| Work instructions |
Omit the pictures and return every entry exactly as written.

| Dataset entries |
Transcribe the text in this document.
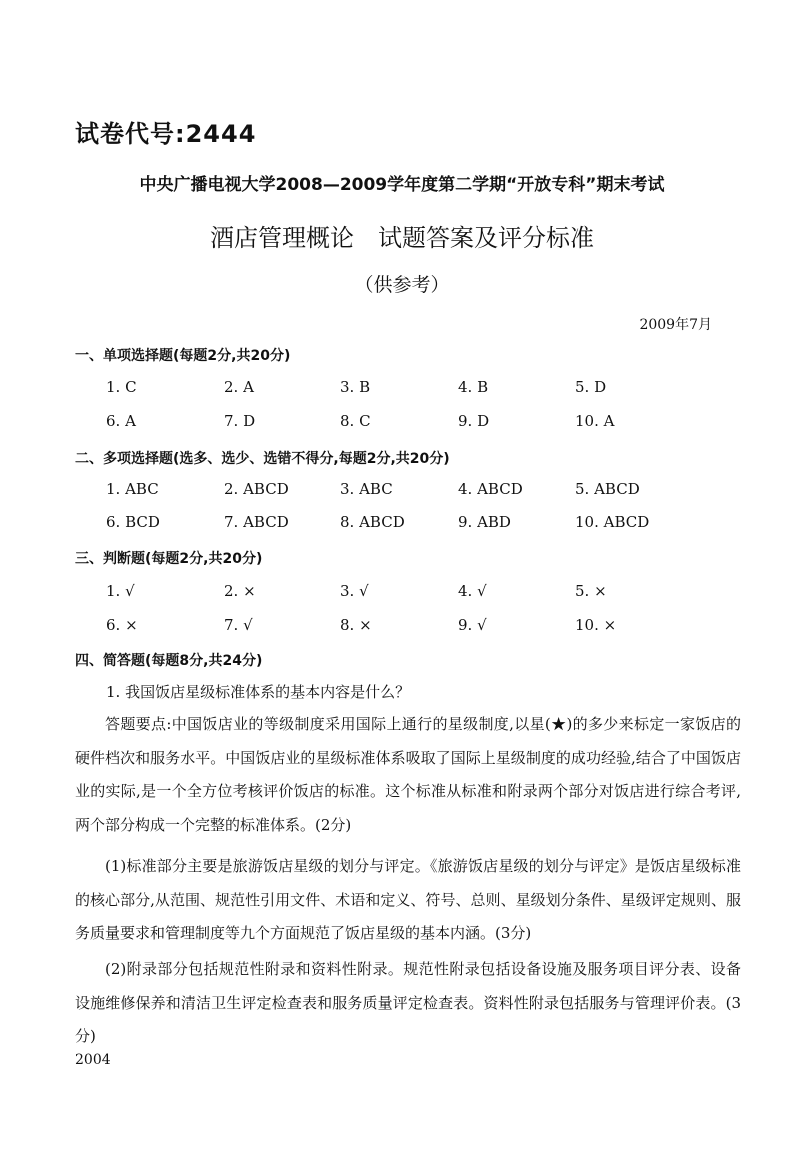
试卷代号:2444
中央广播电视大学2008—2009学年度第二学期“开放专科”期末考试
酒店管理概论　试题答案及评分标准
（供参考）
2009年7月
一、单项选择题(每题2分,共20分)
1. C	2. A	3. B	4. B	5. D
6. A	7. D	8. C	9. D	10. A
二、多项选择题(选多、选少、选错不得分,每题2分,共20分)
1. ABC	2. ABCD	3. ABC	4. ABCD	5. ABCD
6. BCD	7. ABCD	8. ABCD	9. ABD	10. ABCD
三、判断题(每题2分,共20分)
1. √	2. ×	3. √	4. √	5. ×
6. ×	7. √	8. ×	9. √	10. ×
四、简答题(每题8分,共24分)
1. 我国饭店星级标准体系的基本内容是什么？
答题要点:中国饭店业的等级制度采用国际上通行的星级制度,以星(★)的多少来标定一家饭店的硬件档次和服务水平。中国饭店业的星级标准体系吸取了国际上星级制度的成功经验,结合了中国饭店业的实际,是一个全方位考核评价饭店的标准。这个标准从标准和附录两个部分对饭店进行综合考评,两个部分构成一个完整的标准体系。(2分)
(1)标准部分主要是旅游饭店星级的划分与评定。《旅游饭店星级的划分与评定》是饭店星级标准的核心部分,从范围、规范性引用文件、术语和定义、符号、总则、星级划分条件、星级评定规则、服务质量要求和管理制度等九个方面规范了饭店星级的基本内涵。(3分)
(2)附录部分包括规范性附录和资料性附录。规范性附录包括设备设施及服务项目评分表、设备设施维修保养和清洁卫生评定检查表和服务质量评定检查表。资料性附录包括服务与管理评价表。(3分)
2004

| Output of the exercise |
Transcribe the text in this document.
试卷代号:2444
中央广播电视大学2008—2009学年度第二学期“开放专科”期末考试
酒店管理概论　试题答案及评分标准
（供参考）
2009年7月
一、单项选择题(每题2分,共20分)
1. C	2. A	3. B	4. B	5. D
6. A	7. D	8. C	9. D	10. A
二、多项选择题(选多、选少、选错不得分,每题2分,共20分)
1. ABC	2. ABCD	3. ABC	4. ABCD	5. ABCD
6. BCD	7. ABCD	8. ABCD	9. ABD	10. ABCD
三、判断题(每题2分,共20分)
1. √	2. ×	3. √	4. √	5. ×
6. ×	7. √	8. ×	9. √	10. ×
四、简答题(每题8分,共24分)
1. 我国饭店星级标准体系的基本内容是什么？
答题要点:中国饭店业的等级制度采用国际上通行的星级制度,以星(★)的多少来标定一家饭店的硬件档次和服务水平。中国饭店业的星级标准体系吸取了国际上星级制度的成功经验,结合了中国饭店业的实际,是一个全方位考核评价饭店的标准。这个标准从标准和附录两个部分对饭店进行综合考评,两个部分构成一个完整的标准体系。(2分)
(1)标准部分主要是旅游饭店星级的划分与评定。《旅游饭店星级的划分与评定》是饭店星级标准的核心部分,从范围、规范性引用文件、术语和定义、符号、总则、星级划分条件、星级评定规则、服务质量要求和管理制度等九个方面规范了饭店星级的基本内涵。(3分)
(2)附录部分包括规范性附录和资料性附录。规范性附录包括设备设施及服务项目评分表、设备设施维修保养和清洁卫生评定检查表和服务质量评定检查表。资料性附录包括服务与管理评价表。(3分)
2004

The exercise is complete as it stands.